◆ TASK
Write out all the entries word for word and omit any pictures.

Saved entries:
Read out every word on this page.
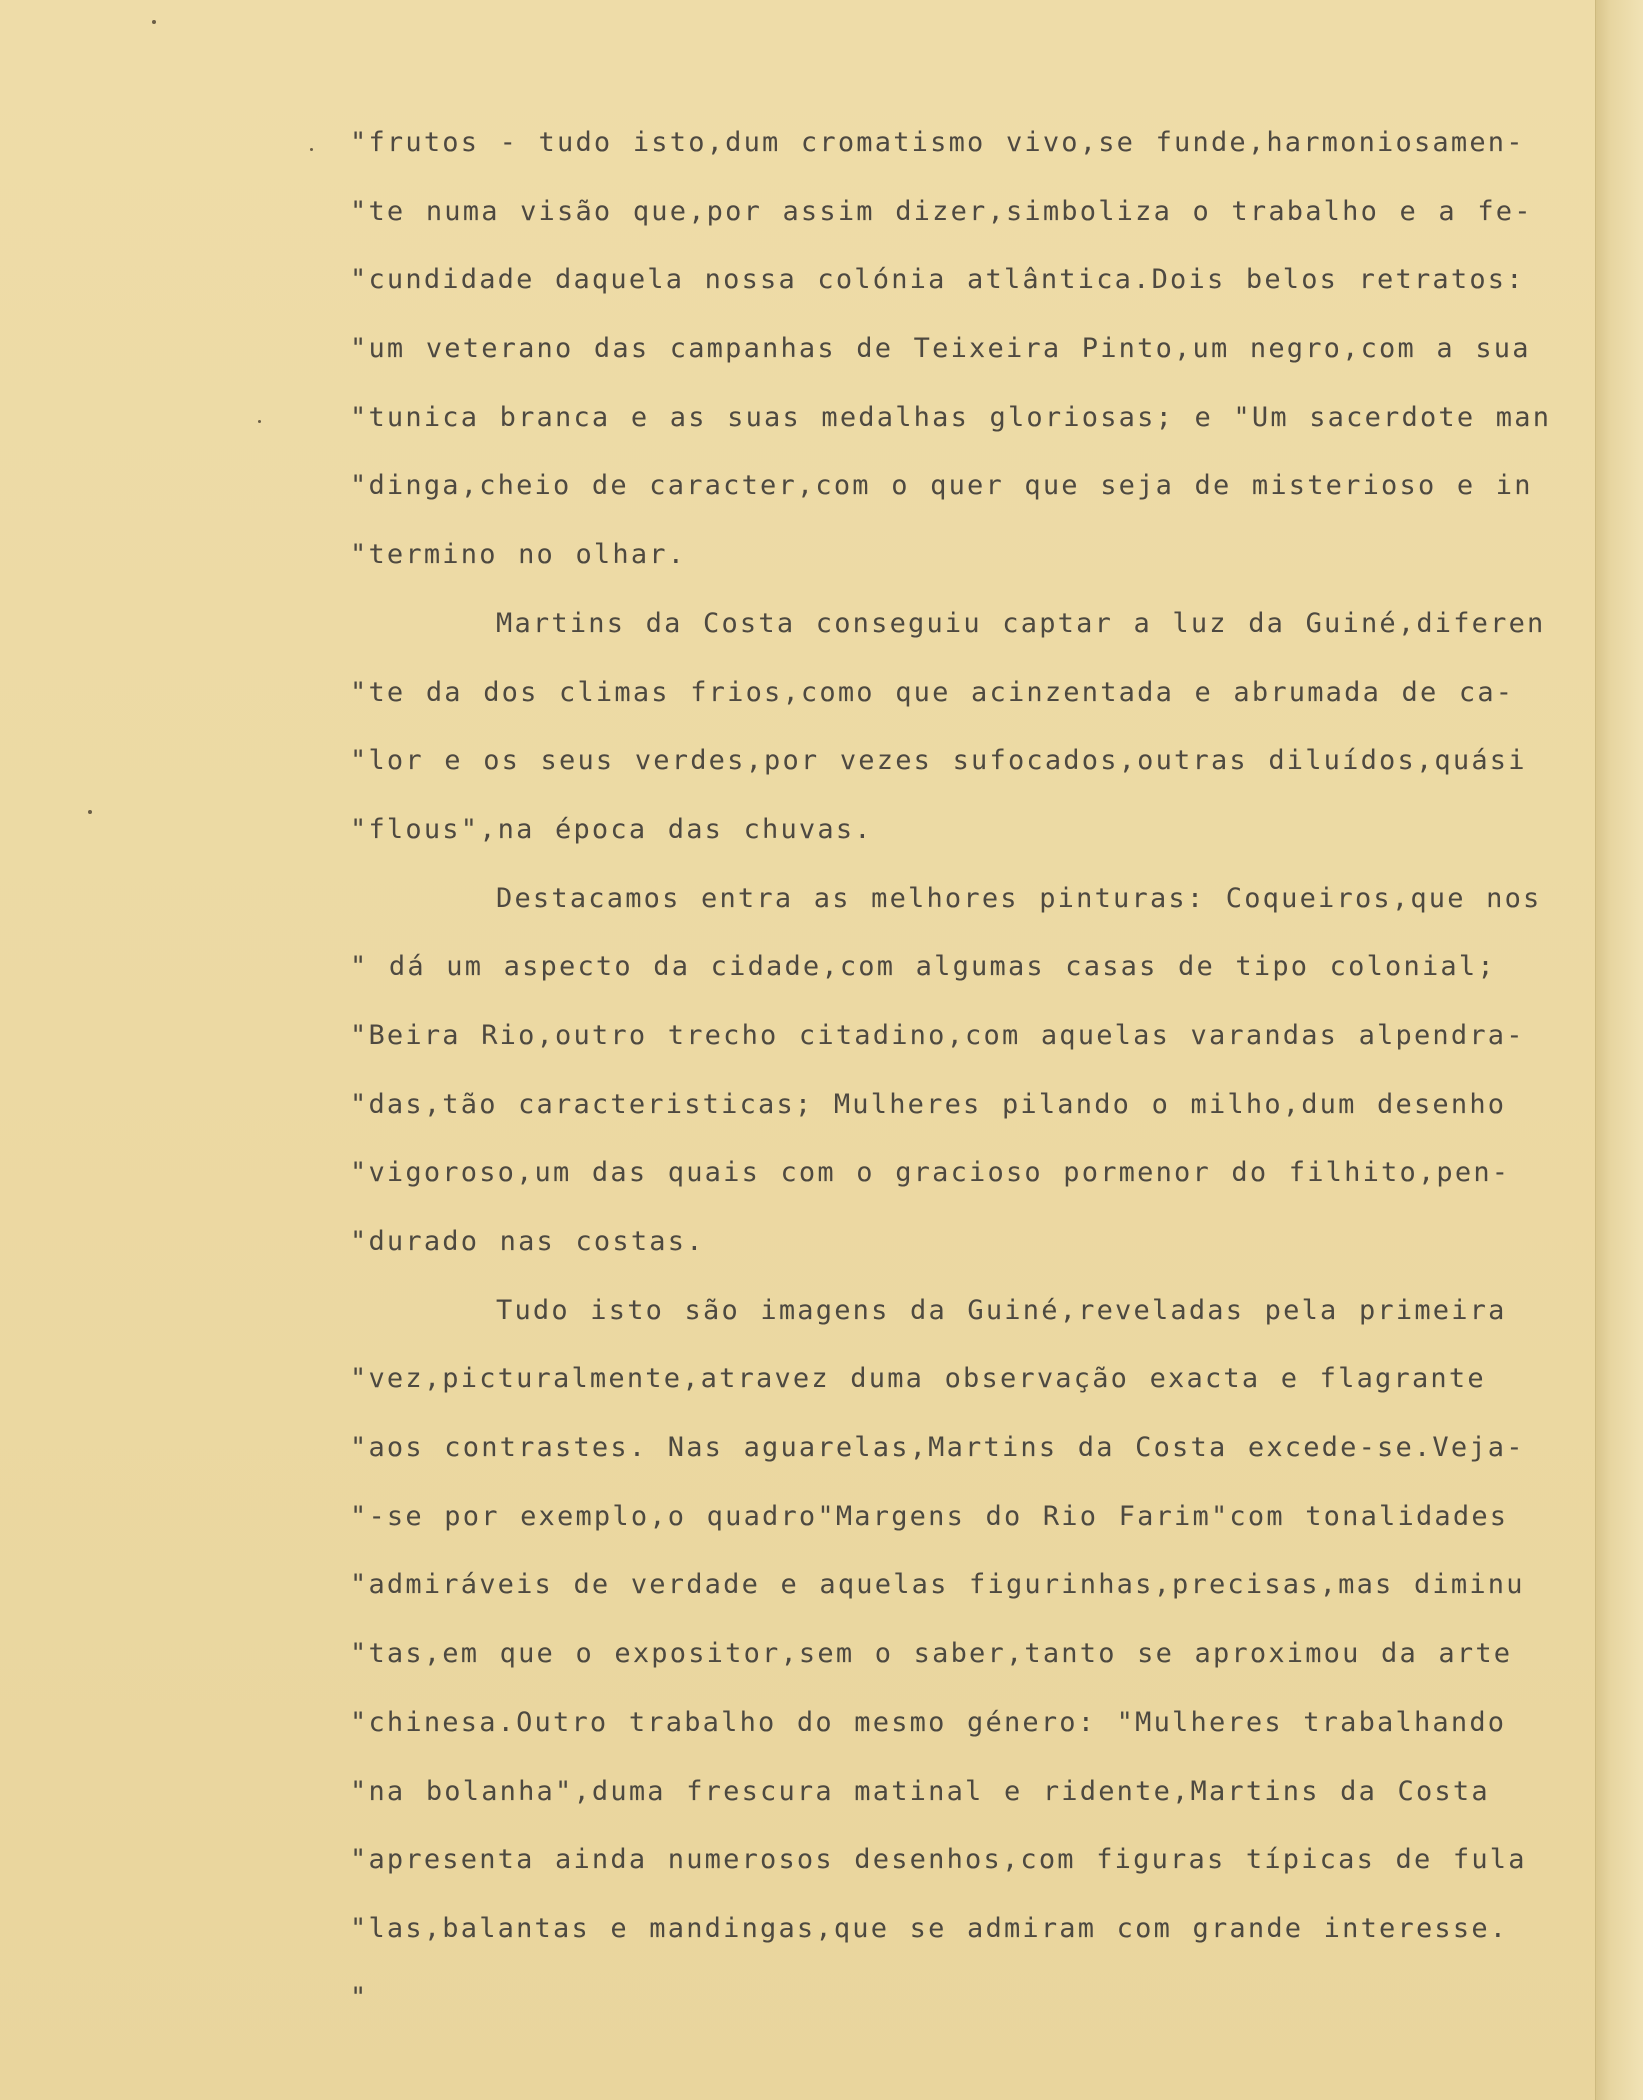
"frutos - tudo isto,dum cromatismo vivo,se funde,harmoniosamen-
"te numa visão que,por assim dizer,simboliza o trabalho e a fe-
"cundidade daquela nossa colónia atlântica.Dois belos retratos:
"um veterano das campanhas de Teixeira Pinto,um negro,com a sua
"tunica branca e as suas medalhas gloriosas; e "Um sacerdote man
"dinga,cheio de caracter,com o quer que seja de misterioso e in
"termino no olhar.
Martins da Costa conseguiu captar a luz da Guiné,diferen
"te da dos climas frios,como que acinzentada e abrumada de ca-
"lor e os seus verdes,por vezes sufocados,outras diluídos,quási
"flous",na época das chuvas.
Destacamos entra as melhores pinturas: Coqueiros,que nos
" dá um aspecto da cidade,com algumas casas de tipo colonial;
"Beira Rio,outro trecho citadino,com aquelas varandas alpendra-
"das,tão caracteristicas; Mulheres pilando o milho,dum desenho
"vigoroso,um das quais com o gracioso pormenor do filhito,pen-
"durado nas costas.
Tudo isto são imagens da Guiné,reveladas pela primeira
"vez,picturalmente,atravez duma observação exacta e flagrante
"aos contrastes. Nas aguarelas,Martins da Costa excede-se.Veja-
"-se por exemplo,o quadro"Margens do Rio Farim"com tonalidades
"admiráveis de verdade e aquelas figurinhas,precisas,mas diminu
"tas,em que o expositor,sem o saber,tanto se aproximou da arte
"chinesa.Outro trabalho do mesmo género: "Mulheres trabalhando
"na bolanha",duma frescura matinal e ridente,Martins da Costa
"apresenta ainda numerosos desenhos,com figuras típicas de fula
"las,balantas e mandingas,que se admiram com grande interesse.
"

◆ RESULT FOR THIS EXERCISE
Read out every word on this page.
"frutos - tudo isto,dum cromatismo vivo,se funde,harmoniosamen-
"te numa visão que,por assim dizer,simboliza o trabalho e a fe-
"cundidade daquela nossa colónia atlântica.Dois belos retratos:
"um veterano das campanhas de Teixeira Pinto,um negro,com a sua
"tunica branca e as suas medalhas gloriosas; e "Um sacerdote man
"dinga,cheio de caracter,com o quer que seja de misterioso e in
"termino no olhar.
Martins da Costa conseguiu captar a luz da Guiné,diferen
"te da dos climas frios,como que acinzentada e abrumada de ca-
"lor e os seus verdes,por vezes sufocados,outras diluídos,quási
"flous",na época das chuvas.
Destacamos entra as melhores pinturas: Coqueiros,que nos
" dá um aspecto da cidade,com algumas casas de tipo colonial;
"Beira Rio,outro trecho citadino,com aquelas varandas alpendra-
"das,tão caracteristicas; Mulheres pilando o milho,dum desenho
"vigoroso,um das quais com o gracioso pormenor do filhito,pen-
"durado nas costas.
Tudo isto são imagens da Guiné,reveladas pela primeira
"vez,picturalmente,atravez duma observação exacta e flagrante
"aos contrastes. Nas aguarelas,Martins da Costa excede-se.Veja-
"-se por exemplo,o quadro"Margens do Rio Farim"com tonalidades
"admiráveis de verdade e aquelas figurinhas,precisas,mas diminu
"tas,em que o expositor,sem o saber,tanto se aproximou da arte
"chinesa.Outro trabalho do mesmo género: "Mulheres trabalhando
"na bolanha",duma frescura matinal e ridente,Martins da Costa
"apresenta ainda numerosos desenhos,com figuras típicas de fula
"las,balantas e mandingas,que se admiram com grande interesse.
"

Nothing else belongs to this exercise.